## Brief
The exercise asks you to copy every line below in which "YOUR" appears.

## Dataset content
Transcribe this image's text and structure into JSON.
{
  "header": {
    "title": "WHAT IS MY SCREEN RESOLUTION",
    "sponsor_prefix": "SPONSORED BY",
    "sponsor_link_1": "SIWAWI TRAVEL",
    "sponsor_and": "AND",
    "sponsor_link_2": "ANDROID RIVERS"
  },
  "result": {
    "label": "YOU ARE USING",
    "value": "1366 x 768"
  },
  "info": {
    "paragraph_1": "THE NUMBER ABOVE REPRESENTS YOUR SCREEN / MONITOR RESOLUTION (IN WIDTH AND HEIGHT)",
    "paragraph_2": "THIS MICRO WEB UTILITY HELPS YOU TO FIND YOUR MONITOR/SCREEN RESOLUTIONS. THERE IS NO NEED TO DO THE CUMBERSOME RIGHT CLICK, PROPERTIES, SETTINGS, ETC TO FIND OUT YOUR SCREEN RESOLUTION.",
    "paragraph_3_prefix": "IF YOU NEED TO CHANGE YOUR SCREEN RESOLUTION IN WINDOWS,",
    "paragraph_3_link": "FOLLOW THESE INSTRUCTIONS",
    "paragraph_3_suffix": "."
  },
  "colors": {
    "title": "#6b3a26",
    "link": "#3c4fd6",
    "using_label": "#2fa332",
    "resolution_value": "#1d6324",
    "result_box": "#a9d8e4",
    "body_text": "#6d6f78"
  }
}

...

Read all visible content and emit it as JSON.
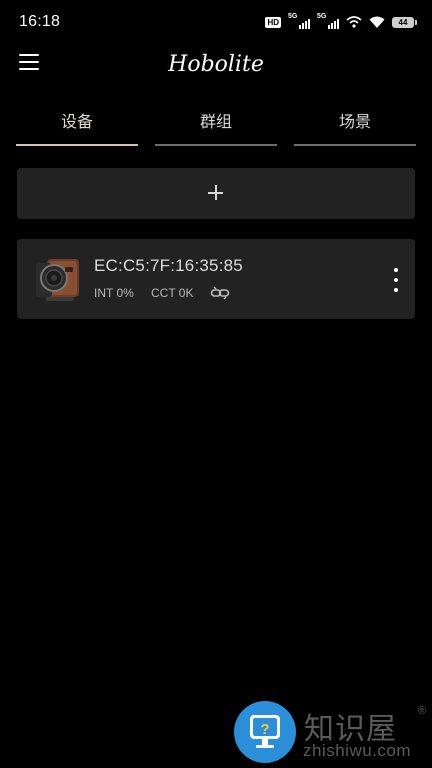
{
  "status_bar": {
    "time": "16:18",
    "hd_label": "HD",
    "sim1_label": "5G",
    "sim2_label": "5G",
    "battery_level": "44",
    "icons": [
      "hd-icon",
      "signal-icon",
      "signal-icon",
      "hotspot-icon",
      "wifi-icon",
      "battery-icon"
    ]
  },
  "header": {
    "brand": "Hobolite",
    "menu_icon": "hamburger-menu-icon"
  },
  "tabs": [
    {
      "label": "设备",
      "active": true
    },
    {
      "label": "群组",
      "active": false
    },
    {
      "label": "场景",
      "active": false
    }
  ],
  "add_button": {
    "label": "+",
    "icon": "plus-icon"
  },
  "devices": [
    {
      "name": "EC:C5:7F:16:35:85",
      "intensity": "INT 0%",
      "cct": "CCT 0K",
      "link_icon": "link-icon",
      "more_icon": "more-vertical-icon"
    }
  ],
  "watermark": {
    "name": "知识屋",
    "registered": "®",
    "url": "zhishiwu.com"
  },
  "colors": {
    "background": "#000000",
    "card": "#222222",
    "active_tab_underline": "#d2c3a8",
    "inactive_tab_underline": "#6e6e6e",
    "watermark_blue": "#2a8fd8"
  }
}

* * *

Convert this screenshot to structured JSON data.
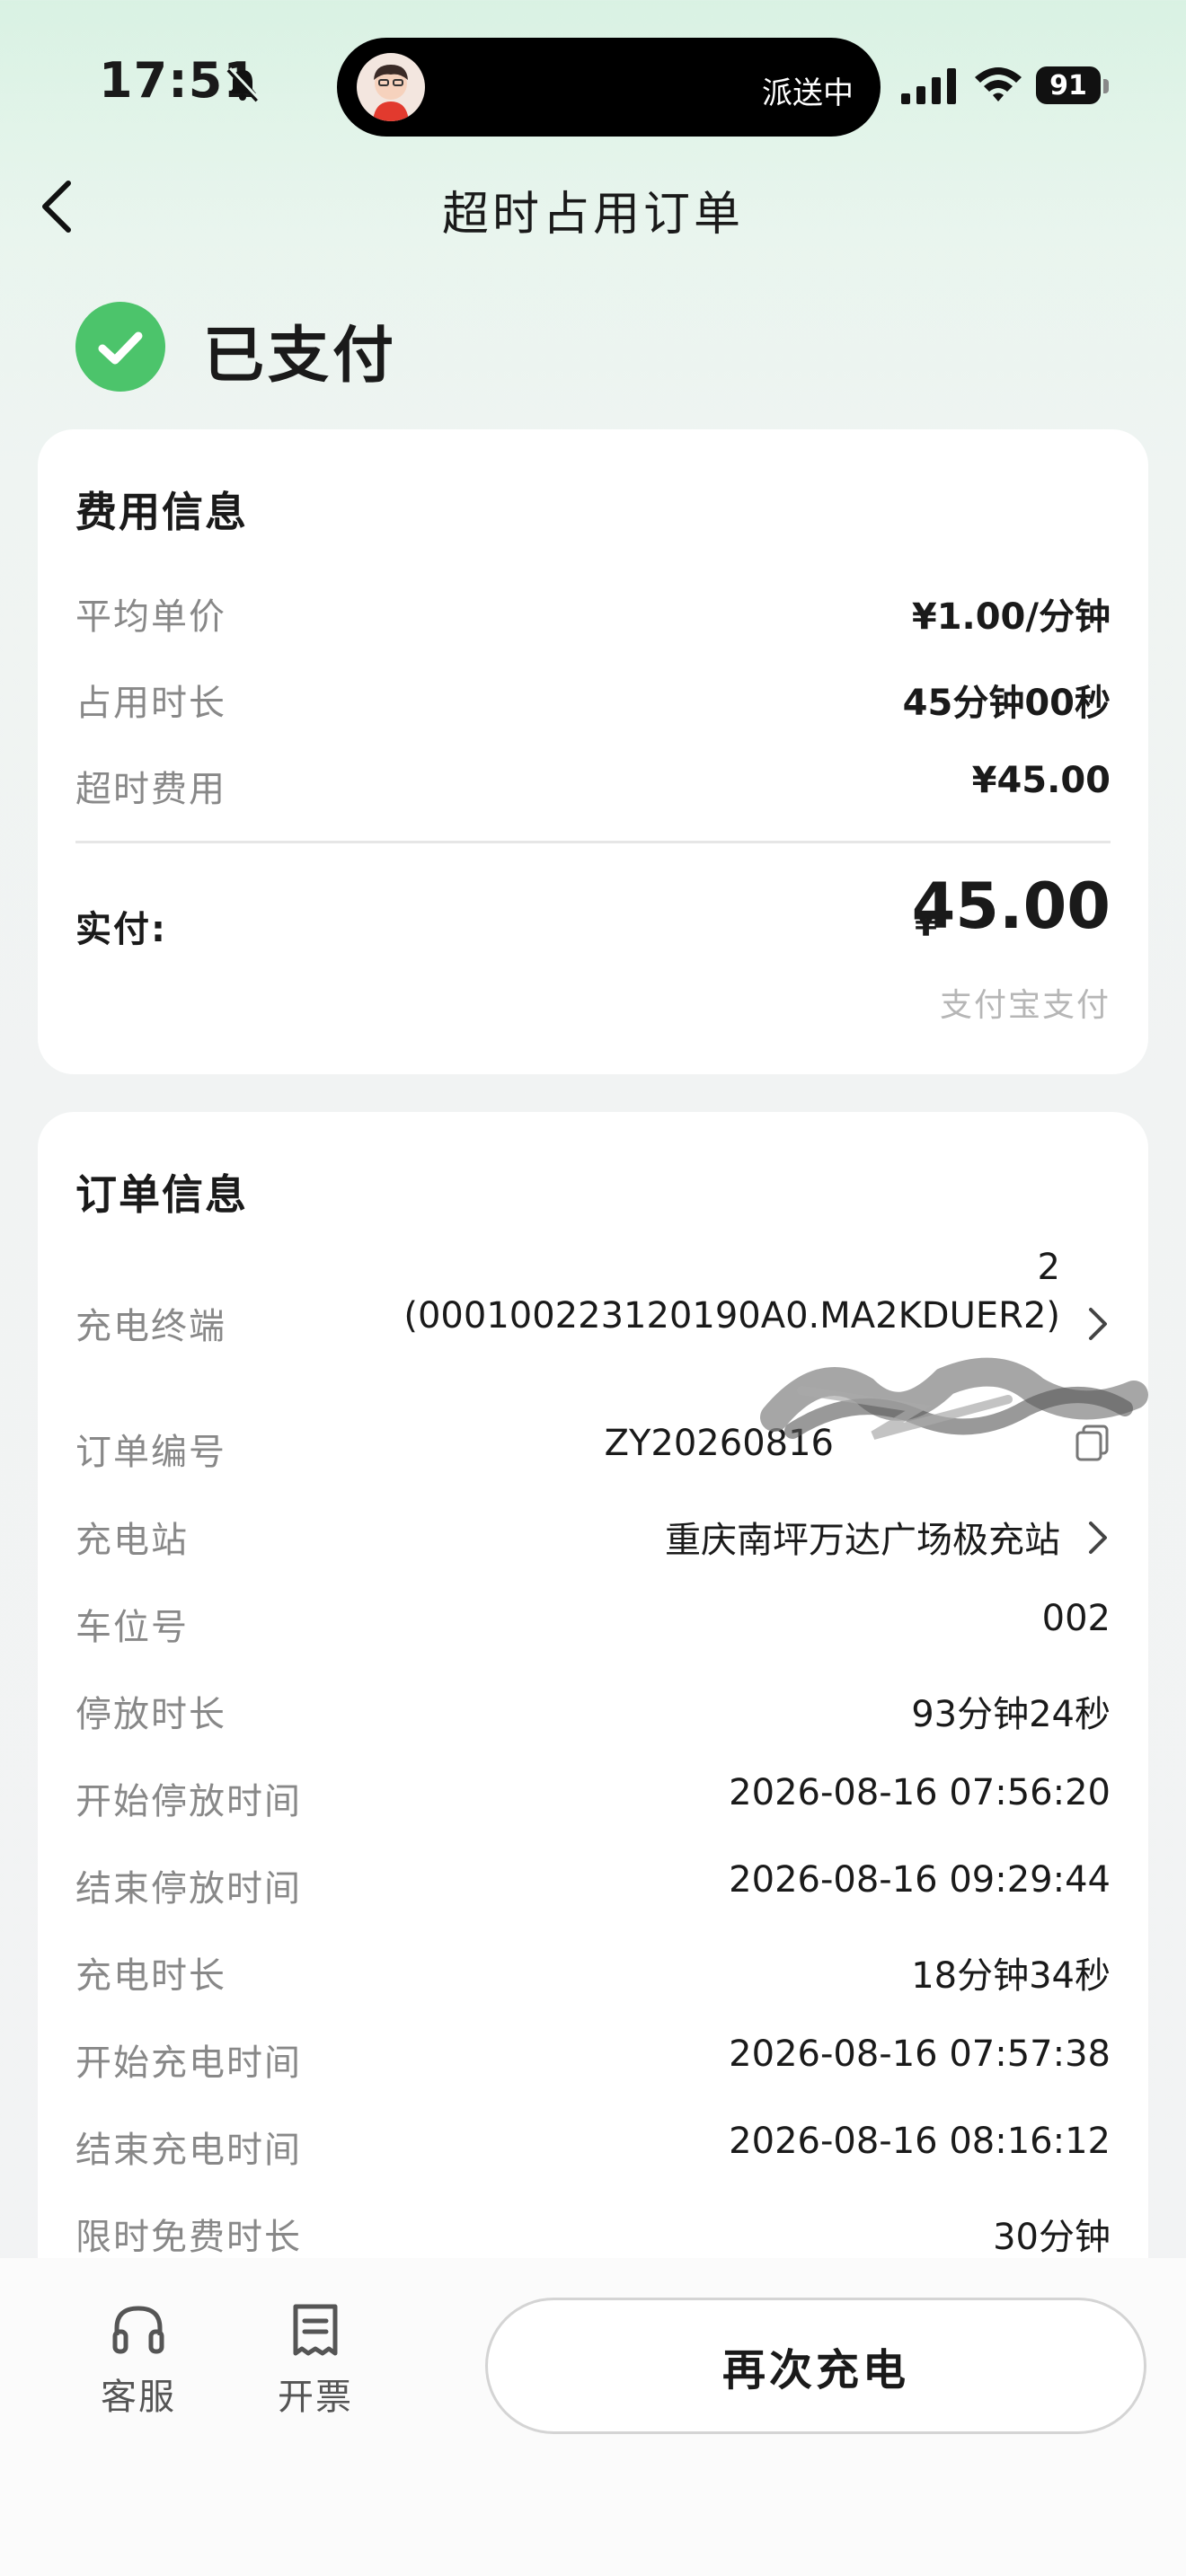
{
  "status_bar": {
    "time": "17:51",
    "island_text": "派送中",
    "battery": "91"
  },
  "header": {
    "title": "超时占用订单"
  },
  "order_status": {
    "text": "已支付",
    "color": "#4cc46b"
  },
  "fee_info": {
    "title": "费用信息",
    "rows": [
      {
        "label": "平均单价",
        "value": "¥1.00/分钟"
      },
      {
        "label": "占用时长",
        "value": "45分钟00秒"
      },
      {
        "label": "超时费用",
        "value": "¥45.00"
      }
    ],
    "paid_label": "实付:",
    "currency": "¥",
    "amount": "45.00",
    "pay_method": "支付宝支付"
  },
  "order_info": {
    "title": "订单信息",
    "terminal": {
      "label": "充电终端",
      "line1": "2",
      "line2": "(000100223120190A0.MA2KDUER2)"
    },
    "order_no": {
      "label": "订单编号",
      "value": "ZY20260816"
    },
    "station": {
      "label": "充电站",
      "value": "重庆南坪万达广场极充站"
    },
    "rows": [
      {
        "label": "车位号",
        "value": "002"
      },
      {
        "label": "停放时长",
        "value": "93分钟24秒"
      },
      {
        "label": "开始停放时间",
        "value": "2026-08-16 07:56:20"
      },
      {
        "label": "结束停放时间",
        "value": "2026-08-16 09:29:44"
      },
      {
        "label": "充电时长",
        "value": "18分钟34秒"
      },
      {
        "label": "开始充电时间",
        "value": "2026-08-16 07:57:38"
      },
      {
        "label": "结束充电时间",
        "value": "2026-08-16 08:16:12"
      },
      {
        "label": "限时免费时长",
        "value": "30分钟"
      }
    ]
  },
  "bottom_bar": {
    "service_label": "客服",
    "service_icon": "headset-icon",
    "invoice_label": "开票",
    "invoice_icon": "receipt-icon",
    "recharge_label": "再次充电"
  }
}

## Response
    "paragraph_1": "THE NUMBER ABOVE REPRESENTS YOUR SCREEN / MONITOR RESOLUTION (IN WIDTH AND HEIGHT)",
    "paragraph_2": "THIS MICRO WEB UTILITY HELPS YOU TO FIND YOUR MONITOR/SCREEN RESOLUTIONS. THERE IS NO NEED TO DO THE CUMBERSOME RIGHT CLICK, PROPERTIES, SETTINGS, ETC TO FIND OUT YOUR SCREEN RESOLUTION.",
    "paragraph_3_prefix": "IF YOU NEED TO CHANGE YOUR SCREEN RESOLUTION IN WINDOWS,",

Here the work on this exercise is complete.